## Begin RECORDS PROVIDED

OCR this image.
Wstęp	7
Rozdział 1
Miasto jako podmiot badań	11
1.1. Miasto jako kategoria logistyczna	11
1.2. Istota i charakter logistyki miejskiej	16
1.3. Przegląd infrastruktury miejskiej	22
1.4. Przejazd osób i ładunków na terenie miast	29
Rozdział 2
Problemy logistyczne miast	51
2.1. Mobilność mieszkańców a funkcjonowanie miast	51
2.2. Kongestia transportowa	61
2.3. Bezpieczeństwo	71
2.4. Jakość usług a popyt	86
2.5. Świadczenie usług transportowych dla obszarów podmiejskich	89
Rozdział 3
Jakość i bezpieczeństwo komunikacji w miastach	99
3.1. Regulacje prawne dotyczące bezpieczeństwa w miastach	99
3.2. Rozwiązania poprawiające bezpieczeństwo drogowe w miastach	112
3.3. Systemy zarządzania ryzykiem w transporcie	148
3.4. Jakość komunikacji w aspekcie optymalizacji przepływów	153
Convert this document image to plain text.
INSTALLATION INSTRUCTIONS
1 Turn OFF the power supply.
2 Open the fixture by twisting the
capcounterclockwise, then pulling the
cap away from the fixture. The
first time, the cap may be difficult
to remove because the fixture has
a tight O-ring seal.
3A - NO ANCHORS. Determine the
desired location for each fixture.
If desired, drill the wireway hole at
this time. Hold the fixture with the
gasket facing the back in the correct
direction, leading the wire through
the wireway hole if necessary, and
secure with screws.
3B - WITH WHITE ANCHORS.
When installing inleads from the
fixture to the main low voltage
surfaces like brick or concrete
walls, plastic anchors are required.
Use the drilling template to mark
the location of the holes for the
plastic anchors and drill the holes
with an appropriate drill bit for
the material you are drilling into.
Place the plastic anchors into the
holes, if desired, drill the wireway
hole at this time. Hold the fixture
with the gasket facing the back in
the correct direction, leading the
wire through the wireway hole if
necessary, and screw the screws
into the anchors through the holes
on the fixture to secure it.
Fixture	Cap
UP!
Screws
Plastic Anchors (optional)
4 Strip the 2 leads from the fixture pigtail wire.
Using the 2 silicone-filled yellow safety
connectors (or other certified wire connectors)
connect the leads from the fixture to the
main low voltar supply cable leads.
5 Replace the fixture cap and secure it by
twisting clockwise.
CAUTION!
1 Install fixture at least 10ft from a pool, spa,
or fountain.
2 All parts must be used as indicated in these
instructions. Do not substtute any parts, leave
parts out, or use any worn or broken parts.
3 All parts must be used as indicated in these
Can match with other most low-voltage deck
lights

## End RECORDS PROVIDED

● TO DO:
Identify the lines that hold the word "this". Copy every one of them.

● EXERCISE SOLUTION:
OCR this image.
Convert this document image to plain text.
this time. Hold the fixture with the
hole at this time. Hold the fixture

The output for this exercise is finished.